Collected data:
___

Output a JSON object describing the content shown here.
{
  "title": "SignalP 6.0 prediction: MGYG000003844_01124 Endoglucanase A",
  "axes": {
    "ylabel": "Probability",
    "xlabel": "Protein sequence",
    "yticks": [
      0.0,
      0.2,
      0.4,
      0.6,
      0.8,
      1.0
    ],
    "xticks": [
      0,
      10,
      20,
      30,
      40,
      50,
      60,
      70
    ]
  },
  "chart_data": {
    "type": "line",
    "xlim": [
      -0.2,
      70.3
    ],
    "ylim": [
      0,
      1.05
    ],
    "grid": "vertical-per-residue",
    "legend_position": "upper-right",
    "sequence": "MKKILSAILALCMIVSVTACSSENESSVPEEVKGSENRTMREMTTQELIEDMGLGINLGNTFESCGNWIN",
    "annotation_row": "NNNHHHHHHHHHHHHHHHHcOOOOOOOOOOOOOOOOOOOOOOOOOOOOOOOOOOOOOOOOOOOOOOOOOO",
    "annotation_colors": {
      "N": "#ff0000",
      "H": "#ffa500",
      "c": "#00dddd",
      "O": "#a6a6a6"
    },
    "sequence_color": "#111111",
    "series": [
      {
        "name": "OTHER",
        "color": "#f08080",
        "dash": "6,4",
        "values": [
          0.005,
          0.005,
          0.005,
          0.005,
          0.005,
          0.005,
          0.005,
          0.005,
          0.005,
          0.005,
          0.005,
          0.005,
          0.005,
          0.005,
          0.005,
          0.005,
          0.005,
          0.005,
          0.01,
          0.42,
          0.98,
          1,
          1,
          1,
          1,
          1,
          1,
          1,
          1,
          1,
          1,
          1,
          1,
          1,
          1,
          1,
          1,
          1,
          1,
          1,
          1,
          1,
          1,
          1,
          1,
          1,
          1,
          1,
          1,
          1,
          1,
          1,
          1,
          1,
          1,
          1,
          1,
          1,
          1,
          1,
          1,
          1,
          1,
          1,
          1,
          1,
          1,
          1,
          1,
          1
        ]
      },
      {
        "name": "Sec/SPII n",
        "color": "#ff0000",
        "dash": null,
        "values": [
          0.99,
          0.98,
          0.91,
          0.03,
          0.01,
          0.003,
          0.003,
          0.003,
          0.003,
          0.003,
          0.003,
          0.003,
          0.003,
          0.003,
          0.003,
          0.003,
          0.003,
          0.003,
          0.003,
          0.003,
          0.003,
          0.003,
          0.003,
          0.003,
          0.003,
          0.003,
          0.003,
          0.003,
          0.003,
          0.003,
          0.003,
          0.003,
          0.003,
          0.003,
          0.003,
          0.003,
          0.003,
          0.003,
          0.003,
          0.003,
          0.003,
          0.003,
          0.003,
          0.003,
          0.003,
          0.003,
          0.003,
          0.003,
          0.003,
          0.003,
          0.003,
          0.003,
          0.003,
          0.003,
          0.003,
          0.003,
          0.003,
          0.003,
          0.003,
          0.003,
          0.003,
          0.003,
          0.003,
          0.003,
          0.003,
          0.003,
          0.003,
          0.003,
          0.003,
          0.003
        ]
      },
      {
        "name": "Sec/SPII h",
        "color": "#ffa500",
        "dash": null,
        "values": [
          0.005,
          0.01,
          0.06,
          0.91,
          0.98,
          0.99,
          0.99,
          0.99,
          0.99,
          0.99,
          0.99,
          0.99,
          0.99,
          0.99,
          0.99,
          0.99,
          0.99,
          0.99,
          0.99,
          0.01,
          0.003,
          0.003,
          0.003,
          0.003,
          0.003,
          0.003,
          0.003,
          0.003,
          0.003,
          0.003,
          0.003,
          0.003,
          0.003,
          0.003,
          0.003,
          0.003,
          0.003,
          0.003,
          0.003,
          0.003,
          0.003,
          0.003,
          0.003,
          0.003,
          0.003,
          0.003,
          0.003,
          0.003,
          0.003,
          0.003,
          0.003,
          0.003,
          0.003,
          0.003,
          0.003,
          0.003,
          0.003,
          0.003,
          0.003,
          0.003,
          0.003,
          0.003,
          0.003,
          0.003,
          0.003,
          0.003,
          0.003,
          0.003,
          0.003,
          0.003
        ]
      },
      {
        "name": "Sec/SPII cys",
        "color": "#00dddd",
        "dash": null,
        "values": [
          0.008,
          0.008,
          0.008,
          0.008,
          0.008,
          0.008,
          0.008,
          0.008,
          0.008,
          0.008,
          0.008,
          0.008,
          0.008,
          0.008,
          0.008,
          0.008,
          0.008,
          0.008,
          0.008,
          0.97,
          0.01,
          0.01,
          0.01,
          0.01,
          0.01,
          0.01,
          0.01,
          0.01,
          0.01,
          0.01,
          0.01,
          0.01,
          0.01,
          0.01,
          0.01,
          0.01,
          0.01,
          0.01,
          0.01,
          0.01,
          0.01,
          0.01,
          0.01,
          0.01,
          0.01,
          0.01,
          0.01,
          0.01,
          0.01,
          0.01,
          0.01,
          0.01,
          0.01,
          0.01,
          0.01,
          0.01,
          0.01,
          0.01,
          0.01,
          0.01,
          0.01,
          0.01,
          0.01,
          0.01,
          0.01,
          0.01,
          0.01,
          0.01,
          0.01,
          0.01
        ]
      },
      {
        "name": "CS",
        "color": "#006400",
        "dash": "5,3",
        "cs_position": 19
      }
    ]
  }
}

___

## TASK DIRECTIONS
All records shown above are to be given again verbatim.

## SOLUTION FOR THIS TASK
Output a JSON object describing the content shown here.
{
  "title": "SignalP 6.0 prediction: MGYG000003844_01124 Endoglucanase A",
  "axes": {
    "ylabel": "Probability",
    "xlabel": "Protein sequence",
    "yticks": [
      0.0,
      0.2,
      0.4,
      0.6,
      0.8,
      1.0
    ],
    "xticks": [
      0,
      10,
      20,
      30,
      40,
      50,
      60,
      70
    ]
  },
  "chart_data": {
    "type": "line",
    "xlim": [
      -0.2,
      70.3
    ],
    "ylim": [
      0,
      1.05
    ],
    "grid": "vertical-per-residue",
    "legend_position": "upper-right",
    "sequence": "MKKILSAILALCMIVSVTACSSENESSVPEEVKGSENRTMREMTTQELIEDMGLGINLGNTFESCGNWIN",
    "annotation_row": "NNNHHHHHHHHHHHHHHHHcOOOOOOOOOOOOOOOOOOOOOOOOOOOOOOOOOOOOOOOOOOOOOOOOOO",
    "annotation_colors": {
      "N": "#ff0000",
      "H": "#ffa500",
      "c": "#00dddd",
      "O": "#a6a6a6"
    },
    "sequence_color": "#111111",
    "series": [
      {
        "name": "OTHER",
        "color": "#f08080",
        "dash": "6,4",
        "values": [
          0.005,
          0.005,
          0.005,
          0.005,
          0.005,
          0.005,
          0.005,
          0.005,
          0.005,
          0.005,
          0.005,
          0.005,
          0.005,
          0.005,
          0.005,
          0.005,
          0.005,
          0.005,
          0.01,
          0.42,
          0.98,
          1,
          1,
          1,
          1,
          1,
          1,
          1,
          1,
          1,
          1,
          1,
          1,
          1,
          1,
          1,
          1,
          1,
          1,
          1,
          1,
          1,
          1,
          1,
          1,
          1,
          1,
          1,
          1,
          1,
          1,
          1,
          1,
          1,
          1,
          1,
          1,
          1,
          1,
          1,
          1,
          1,
          1,
          1,
          1,
          1,
          1,
          1,
          1,
          1
        ]
      },
      {
        "name": "Sec/SPII n",
        "color": "#ff0000",
        "dash": null,
        "values": [
          0.99,
          0.98,
          0.91,
          0.03,
          0.01,
          0.003,
          0.003,
          0.003,
          0.003,
          0.003,
          0.003,
          0.003,
          0.003,
          0.003,
          0.003,
          0.003,
          0.003,
          0.003,
          0.003,
          0.003,
          0.003,
          0.003,
          0.003,
          0.003,
          0.003,
          0.003,
          0.003,
          0.003,
          0.003,
          0.003,
          0.003,
          0.003,
          0.003,
          0.003,
          0.003,
          0.003,
          0.003,
          0.003,
          0.003,
          0.003,
          0.003,
          0.003,
          0.003,
          0.003,
          0.003,
          0.003,
          0.003,
          0.003,
          0.003,
          0.003,
          0.003,
          0.003,
          0.003,
          0.003,
          0.003,
          0.003,
          0.003,
          0.003,
          0.003,
          0.003,
          0.003,
          0.003,
          0.003,
          0.003,
          0.003,
          0.003,
          0.003,
          0.003,
          0.003,
          0.003
        ]
      },
      {
        "name": "Sec/SPII h",
        "color": "#ffa500",
        "dash": null,
        "values": [
          0.005,
          0.01,
          0.06,
          0.91,
          0.98,
          0.99,
          0.99,
          0.99,
          0.99,
          0.99,
          0.99,
          0.99,
          0.99,
          0.99,
          0.99,
          0.99,
          0.99,
          0.99,
          0.99,
          0.01,
          0.003,
          0.003,
          0.003,
          0.003,
          0.003,
          0.003,
          0.003,
          0.003,
          0.003,
          0.003,
          0.003,
          0.003,
          0.003,
          0.003,
          0.003,
          0.003,
          0.003,
          0.003,
          0.003,
          0.003,
          0.003,
          0.003,
          0.003,
          0.003,
          0.003,
          0.003,
          0.003,
          0.003,
          0.003,
          0.003,
          0.003,
          0.003,
          0.003,
          0.003,
          0.003,
          0.003,
          0.003,
          0.003,
          0.003,
          0.003,
          0.003,
          0.003,
          0.003,
          0.003,
          0.003,
          0.003,
          0.003,
          0.003,
          0.003,
          0.003
        ]
      },
      {
        "name": "Sec/SPII cys",
        "color": "#00dddd",
        "dash": null,
        "values": [
          0.008,
          0.008,
          0.008,
          0.008,
          0.008,
          0.008,
          0.008,
          0.008,
          0.008,
          0.008,
          0.008,
          0.008,
          0.008,
          0.008,
          0.008,
          0.008,
          0.008,
          0.008,
          0.008,
          0.97,
          0.01,
          0.01,
          0.01,
          0.01,
          0.01,
          0.01,
          0.01,
          0.01,
          0.01,
          0.01,
          0.01,
          0.01,
          0.01,
          0.01,
          0.01,
          0.01,
          0.01,
          0.01,
          0.01,
          0.01,
          0.01,
          0.01,
          0.01,
          0.01,
          0.01,
          0.01,
          0.01,
          0.01,
          0.01,
          0.01,
          0.01,
          0.01,
          0.01,
          0.01,
          0.01,
          0.01,
          0.01,
          0.01,
          0.01,
          0.01,
          0.01,
          0.01,
          0.01,
          0.01,
          0.01,
          0.01,
          0.01,
          0.01,
          0.01,
          0.01
        ]
      },
      {
        "name": "CS",
        "color": "#006400",
        "dash": "5,3",
        "cs_position": 19
      }
    ]
  }
}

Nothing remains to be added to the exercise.